Direction. Quote the listing below in full and exactly as written, but omit every picture.

(Data records)
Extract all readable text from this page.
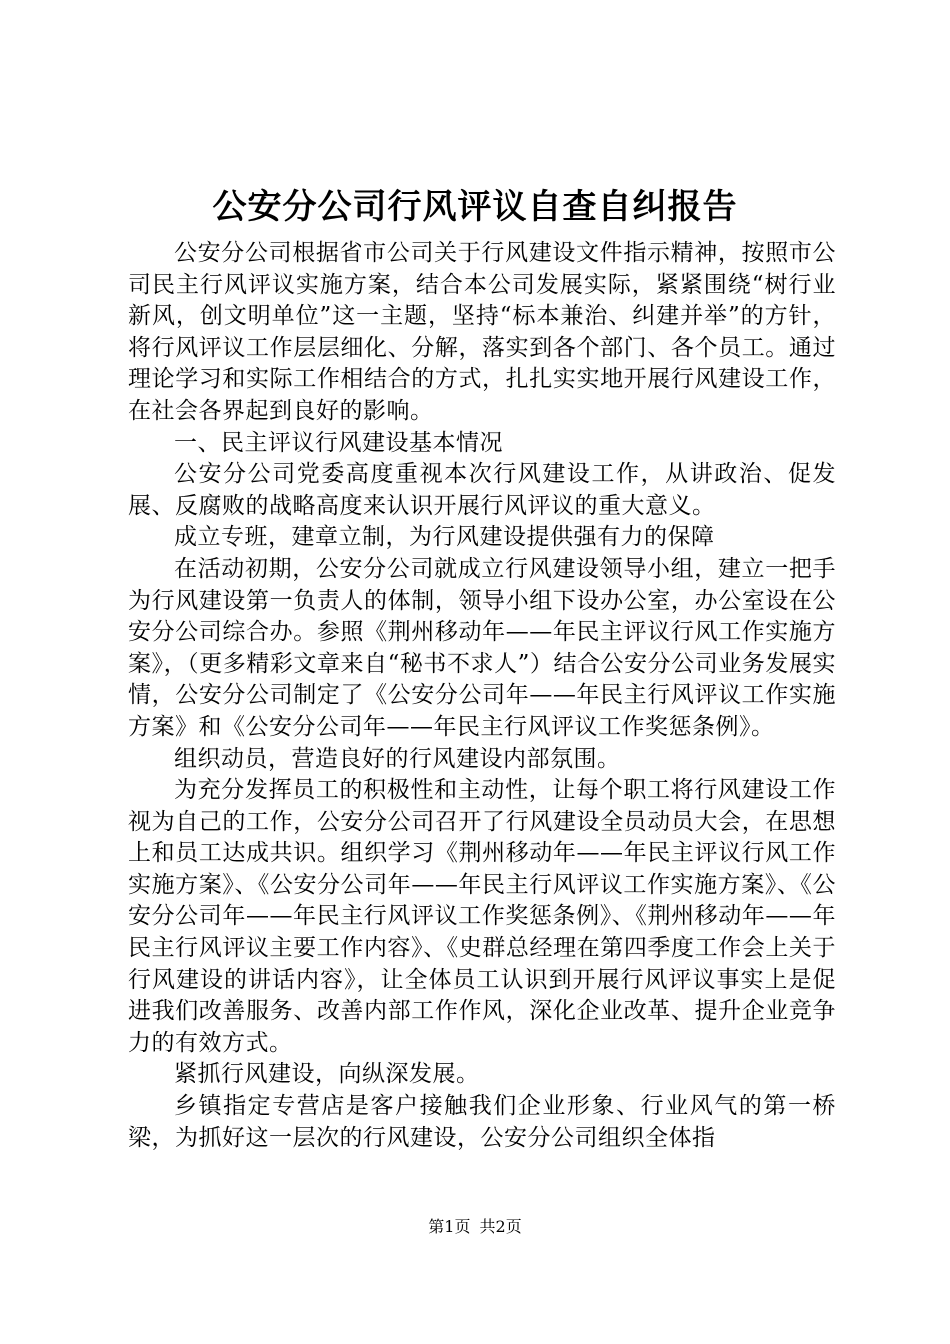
公安分公司行风评议自查自纠报告

公安分公司根据省市公司关于行风建设文件指示精神，按照市公司民主行风评议实施方案，结合本公司发展实际，紧紧围绕“树行业新风，创文明单位”这一主题，坚持“标本兼治、纠建并举”的方针，将行风评议工作层层细化、分解，落实到各个部门、各个员工。通过理论学习和实际工作相结合的方式，扎扎实实地开展行风建设工作，在社会各界起到良好的影响。

一、民主评议行风建设基本情况

公安分公司党委高度重视本次行风建设工作，从讲政治、促发展、反腐败的战略高度来认识开展行风评议的重大意义。

成立专班，建章立制，为行风建设提供强有力的保障

在活动初期，公安分公司就成立行风建设领导小组，建立一把手为行风建设第一负责人的体制，领导小组下设办公室，办公室设在公安分公司综合办。参照《荆州移动年——年民主评议行风工作实施方案》，（更多精彩文章来自“秘书不求人”）结合公安分公司业务发展实情，公安分公司制定了《公安分公司年——年民主行风评议工作实施方案》和《公安分公司年——年民主行风评议工作奖惩条例》。

组织动员，营造良好的行风建设内部氛围。

为充分发挥员工的积极性和主动性，让每个职工将行风建设工作视为自己的工作，公安分公司召开了行风建设全员动员大会，在思想上和员工达成共识。组织学习《荆州移动年——年民主评议行风工作实施方案》、《公安分公司年——年民主行风评议工作实施方案》、《公安分公司年——年民主行风评议工作奖惩条例》、《荆州移动年——年民主行风评议主要工作内容》、《史群总经理在第四季度工作会上关于行风建设的讲话内容》，让全体员工认识到开展行风评议事实上是促进我们改善服务、改善内部工作作风，深化企业改革、提升企业竞争力的有效方式。

紧抓行风建设，向纵深发展。

乡镇指定专营店是客户接触我们企业形象、行业风气的第一桥梁，为抓好这一层次的行风建设，公安分公司组织全体指

第1页 共2页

Response for this exercise.
Extract all readable text from this page.
公安分公司行风评议自查自纠报告

公安分公司根据省市公司关于行风建设文件指示精神，按照市公司民主行风评议实施方案，结合本公司发展实际，紧紧围绕“树行业新风，创文明单位”这一主题，坚持“标本兼治、纠建并举”的方针，将行风评议工作层层细化、分解，落实到各个部门、各个员工。通过理论学习和实际工作相结合的方式，扎扎实实地开展行风建设工作，在社会各界起到良好的影响。

一、民主评议行风建设基本情况

公安分公司党委高度重视本次行风建设工作，从讲政治、促发展、反腐败的战略高度来认识开展行风评议的重大意义。

成立专班，建章立制，为行风建设提供强有力的保障

在活动初期，公安分公司就成立行风建设领导小组，建立一把手为行风建设第一负责人的体制，领导小组下设办公室，办公室设在公安分公司综合办。参照《荆州移动年——年民主评议行风工作实施方案》，（更多精彩文章来自“秘书不求人”）结合公安分公司业务发展实情，公安分公司制定了《公安分公司年——年民主行风评议工作实施方案》和《公安分公司年——年民主行风评议工作奖惩条例》。

组织动员，营造良好的行风建设内部氛围。

为充分发挥员工的积极性和主动性，让每个职工将行风建设工作视为自己的工作，公安分公司召开了行风建设全员动员大会，在思想上和员工达成共识。组织学习《荆州移动年——年民主评议行风工作实施方案》、《公安分公司年——年民主行风评议工作实施方案》、《公安分公司年——年民主行风评议工作奖惩条例》、《荆州移动年——年民主行风评议主要工作内容》、《史群总经理在第四季度工作会上关于行风建设的讲话内容》，让全体员工认识到开展行风评议事实上是促进我们改善服务、改善内部工作作风，深化企业改革、提升企业竞争力的有效方式。

紧抓行风建设，向纵深发展。

乡镇指定专营店是客户接触我们企业形象、行业风气的第一桥梁，为抓好这一层次的行风建设，公安分公司组织全体指

第1页 共2页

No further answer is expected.